**DIRECTIONS FOR THIS TASK**: Return a copy of each line that holds the string "MANAGE".
[START OF INPUT]
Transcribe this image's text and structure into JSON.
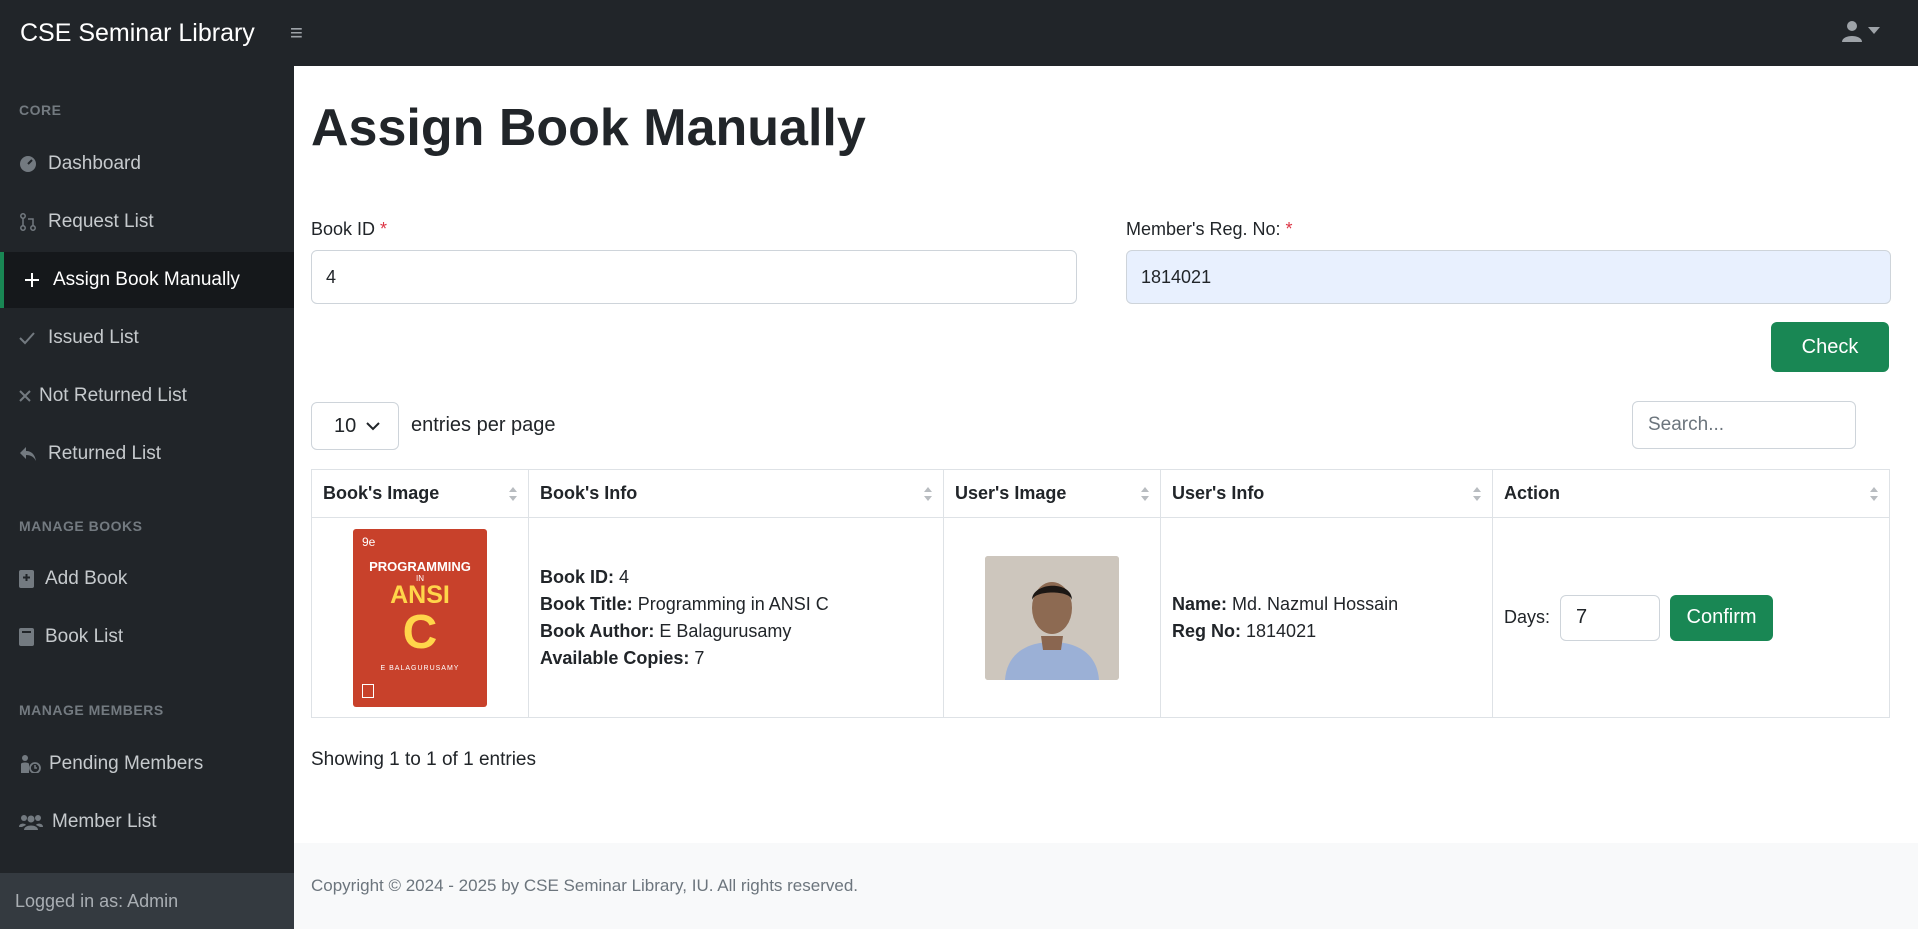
{
  "app": {
    "brand": "CSE Seminar Library"
  },
  "sidebar": {
    "sections": [
      {
        "heading": "CORE"
      },
      {
        "heading": "MANAGE BOOKS"
      },
      {
        "heading": "MANAGE MEMBERS"
      }
    ],
    "items": [
      {
        "label": "Dashboard",
        "icon": "dashboard-icon"
      },
      {
        "label": "Request List",
        "icon": "pull-request-icon"
      },
      {
        "label": "Assign Book Manually",
        "icon": "plus-icon",
        "active": true
      },
      {
        "label": "Issued List",
        "icon": "check-icon"
      },
      {
        "label": "Not Returned List",
        "icon": "x-icon"
      },
      {
        "label": "Returned List",
        "icon": "reply-icon"
      },
      {
        "label": "Add Book",
        "icon": "book-plus-icon"
      },
      {
        "label": "Book List",
        "icon": "book-icon"
      },
      {
        "label": "Pending Members",
        "icon": "pending-user-icon"
      },
      {
        "label": "Member List",
        "icon": "users-icon"
      }
    ],
    "footer": "Logged in as: Admin"
  },
  "page": {
    "title": "Assign Book Manually",
    "book_id_label": "Book ID",
    "book_id_value": "4",
    "reg_label": "Member's Reg. No:",
    "reg_value": "1814021",
    "required_mark": "*",
    "check_button": "Check"
  },
  "table_controls": {
    "per_page_value": "10",
    "per_page_label": "entries per page",
    "search_placeholder": "Search..."
  },
  "table": {
    "columns": [
      "Book's Image",
      "Book's Info",
      "User's Image",
      "User's Info",
      "Action"
    ],
    "row": {
      "book_id_label": "Book ID:",
      "book_id": "4",
      "book_title_label": "Book Title:",
      "book_title": "Programming in ANSI C",
      "book_author_label": "Book Author:",
      "book_author": "E Balagurusamy",
      "copies_label": "Available Copies:",
      "copies": "7",
      "name_label": "Name:",
      "name": "Md. Nazmul Hossain",
      "reg_label": "Reg No:",
      "reg": "1814021",
      "days_label": "Days:",
      "days_value": "7",
      "confirm_button": "Confirm"
    },
    "cover_text": {
      "edition": "9e",
      "line1": "PROGRAMMING",
      "line2": "IN",
      "line3": "ANSI",
      "line4": "C",
      "author": "E BALAGURUSAMY"
    }
  },
  "showing_text": "Showing 1 to 1 of 1 entries",
  "footer": {
    "copyright": "Copyright © 2024 - 2025 by CSE Seminar Library, IU. All rights reserved."
  },
  "colors": {
    "accent": "#198754",
    "dark": "#212529",
    "required": "#dc3545",
    "cover": "#c8412b"
  }
}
[END OF INPUT]
**EXERCISE RESULT**:
        "heading": "MANAGE BOOKS"
        "heading": "MANAGE MEMBERS"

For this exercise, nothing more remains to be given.